Questions to answer:
1 > From the text on stents, print the passage starting at "An example of" and ending at "main representative Absorb.".
2 > Turn the stent text's paragraph beginning "Imaging studies show" into a short list that keeps its main facts.

Text:
=== Section Start ===
Metal stent candidates are iron, magnesium, zinc and their alloys.
Iron stents were shown using an in vivo evaluation method based on the murine abdominal aorta to generate an iron oxide-filled cavity in the vascular wall. This behavior significantly narrowed the lumen and generated a potential site for rupture of the endothelium after stent degradation.
Magnesium-based scaffolds have been approved for use in several countries around the world. The only commercially available magnesium-based scaffold consists of a magnesium alloy, approximately 95% of which resorbs within one year of implantation. Thousands of commercially available magnesium-based scaffolds have been implanted. Promising clinical results suggest that magnesium-based scaffolds seem to be a viable option in delivering against the drawbacks of permanent stents. While degrading harmlessly, it has been shown to possess a functional degradation time of about 30 days in vivo. This is much short of the three-to-six month window desired for bioabsorbable stents. Thus, much attention has been given to drastically reducing the rate of magnesium corrosion by alloying, coating, etc. Many novel methods have surfaced to minimize the penetration rate and hydrogen evolution rate. One of the most successful has involved the creation of bioabsorbable metallic glasses via rapid solidification. Other, alternative solutions have included the development of magnesium–rare-earth alloys, which benefit from the low cytotoxicity of RE elements. Coatings and sophisticated materials processing routes are currently being developed to further decrease the corrosion rate. However a number of issues remain limiting the further development of Mg biomaterials in general.
Recently, zinc was shown to exhibit outstanding physiological corrosion behavior, meeting a benchmark penetration rate of 20 micrometers per year. This contribution also asserts that zinc alloys generally meet or exceed mechanical behavior benchmarks. While promising, this material is relatively new, so further work is required to prove that zinc is a feasible base material for a stent.

Polymer-based

Polymer-based stents have been approved for use in some countries around the world. These are based on poly, chosen because it is able to maintain a radially strong scaffold that breaks down over time into lactic acid, a naturally occurring molecule that the body can use for metabolism. Other polymers in development include tyrosine poly carbonate and salicylic acid.
An example of a naturally dissolving stent is the 'Absorb' stent 'produced by Abbott that has several design components and features: base scaffold: a poly polymer similar to that in dissolvable stitches is shaped into a tube made up of zigzag hoops linked together by bridges; drug-eluting layer': a mixture of poly-D, L-lactide and everolimus; 'markers': a pair of radio-opaque platinum markers at the ends that allow the device to be visualized during angiography; 'delivery system': a balloon delivery system.
Recently however, Polymer-based scaffolds, in particular Poly-L-Lactide Acid scaffolds, have raised serious concerns on the scaffold performance particularly in terms of safety which led to the commercial discontinuation of the main representative Absorb.

Clinical research

Clinical research has shown that resorbable scaffolds, or naturally dissolving stents, offer comparable efficacy and safety profile to drug-eluting stents. Specifically, the Magmaris resorbable magnesium scaffold has reported a favorable safety profile with low target lesion failure and scaffold thrombosis rates. These clinical results are comparable to thin-strutted drug-eluting stents in similar patient populations.
The Absorb naturally dissolving stent has also been investigated in single-arm trials and in randomized trials comparing it to a drug-eluting stent. Early and late major adverse cardiac events, revascularizations, and scaffold thromboses have been uncommon and similar to the Xience DES, a market leader in the drug eluting stent category. Studies in real-world patients are ongoing.
Imaging studies show that the Absorb naturally dissolving stent begins to dissolve from six to 12 months and is fully dissolved between two and three years after it is placed in the artery. Two small platinum markers remain to mark the location of the original PCI. The artery is able to dilate and contract, called vasomotion, similar to a healthy blood vessel at two years.
=== Section End ===
Stored data:
=== Section Start ===
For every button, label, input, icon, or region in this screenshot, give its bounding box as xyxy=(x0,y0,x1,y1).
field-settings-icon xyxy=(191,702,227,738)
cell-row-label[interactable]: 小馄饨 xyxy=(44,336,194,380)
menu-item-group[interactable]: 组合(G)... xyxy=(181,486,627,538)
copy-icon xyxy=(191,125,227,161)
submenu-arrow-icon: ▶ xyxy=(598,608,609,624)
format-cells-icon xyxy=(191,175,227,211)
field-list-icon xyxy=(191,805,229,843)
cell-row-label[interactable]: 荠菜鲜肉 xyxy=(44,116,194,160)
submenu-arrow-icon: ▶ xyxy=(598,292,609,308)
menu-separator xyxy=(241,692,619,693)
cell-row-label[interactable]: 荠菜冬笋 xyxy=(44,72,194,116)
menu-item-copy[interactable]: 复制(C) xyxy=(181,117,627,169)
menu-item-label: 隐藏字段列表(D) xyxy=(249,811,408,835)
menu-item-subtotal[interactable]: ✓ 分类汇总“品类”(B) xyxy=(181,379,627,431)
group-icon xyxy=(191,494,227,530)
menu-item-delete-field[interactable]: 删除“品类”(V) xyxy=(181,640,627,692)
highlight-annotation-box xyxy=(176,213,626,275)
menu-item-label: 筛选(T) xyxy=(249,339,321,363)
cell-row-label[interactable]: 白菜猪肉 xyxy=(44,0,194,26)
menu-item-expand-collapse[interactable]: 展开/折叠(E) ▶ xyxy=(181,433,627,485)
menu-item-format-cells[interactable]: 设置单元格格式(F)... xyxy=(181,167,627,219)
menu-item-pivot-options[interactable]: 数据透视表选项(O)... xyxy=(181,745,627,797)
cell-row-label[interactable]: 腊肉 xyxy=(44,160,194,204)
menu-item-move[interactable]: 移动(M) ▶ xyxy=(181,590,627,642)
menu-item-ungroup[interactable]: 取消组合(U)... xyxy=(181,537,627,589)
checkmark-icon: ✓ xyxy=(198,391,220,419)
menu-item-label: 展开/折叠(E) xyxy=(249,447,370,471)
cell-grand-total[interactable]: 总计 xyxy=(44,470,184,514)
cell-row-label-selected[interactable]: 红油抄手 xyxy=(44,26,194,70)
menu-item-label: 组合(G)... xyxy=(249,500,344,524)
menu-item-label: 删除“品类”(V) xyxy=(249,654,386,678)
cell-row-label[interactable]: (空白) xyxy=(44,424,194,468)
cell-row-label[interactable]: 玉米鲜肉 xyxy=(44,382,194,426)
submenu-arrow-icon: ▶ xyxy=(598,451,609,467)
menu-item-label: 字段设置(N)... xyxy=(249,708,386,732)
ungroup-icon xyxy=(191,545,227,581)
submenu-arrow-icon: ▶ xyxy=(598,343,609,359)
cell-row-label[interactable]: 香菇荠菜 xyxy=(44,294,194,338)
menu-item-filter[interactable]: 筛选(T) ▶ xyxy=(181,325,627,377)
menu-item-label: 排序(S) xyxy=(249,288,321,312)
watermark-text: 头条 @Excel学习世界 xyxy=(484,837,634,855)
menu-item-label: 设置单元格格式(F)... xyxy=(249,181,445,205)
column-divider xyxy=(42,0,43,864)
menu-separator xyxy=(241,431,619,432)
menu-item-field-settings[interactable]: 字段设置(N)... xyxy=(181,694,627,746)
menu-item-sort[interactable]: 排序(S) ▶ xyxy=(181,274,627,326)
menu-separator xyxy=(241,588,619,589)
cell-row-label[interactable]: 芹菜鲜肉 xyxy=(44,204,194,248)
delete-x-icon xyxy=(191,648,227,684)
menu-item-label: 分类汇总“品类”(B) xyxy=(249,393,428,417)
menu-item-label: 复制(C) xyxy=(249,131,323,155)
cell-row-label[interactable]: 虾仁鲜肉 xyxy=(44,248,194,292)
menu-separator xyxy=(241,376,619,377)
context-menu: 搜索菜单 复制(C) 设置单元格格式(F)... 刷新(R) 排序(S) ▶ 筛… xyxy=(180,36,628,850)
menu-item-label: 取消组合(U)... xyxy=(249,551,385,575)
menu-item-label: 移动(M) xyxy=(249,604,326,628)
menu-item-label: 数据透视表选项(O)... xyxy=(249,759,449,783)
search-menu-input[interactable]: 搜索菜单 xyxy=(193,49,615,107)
=== Section End ===
Answers per task:
1 >
An example of a naturally dissolving stent is the 'Absorb' stent 'produced by Abbott that has several design components and features: base scaffold: a poly polymer similar to that in dissolvable stitches is shaped into a tube made up of zigzag hoops linked together by bridges; drug-eluting layer': a mixture of poly-D, L-lactide and everolimus; 'markers': a pair of radio-opaque platinum markers at the ends that allow the device to be visualized during angiography; 'delivery system': a balloon delivery system.
Recently however, Polymer-based scaffolds, in particular Poly-L-Lactide Acid scaffolds, have raised serious concerns on the scaffold performance particularly in terms of safety which led to the commercial discontinuation of the main representative Absorb.

2 >
- The Absorb naturally dissolving stent begins to dissolve six to 12 months after placement.
- It is fully dissolved two to three years after being placed in the artery.
- Two small platinum markers remain to mark the location of the original PCI.
- At two years, the artery can dilate and contract (vasomotion) like a healthy blood vessel.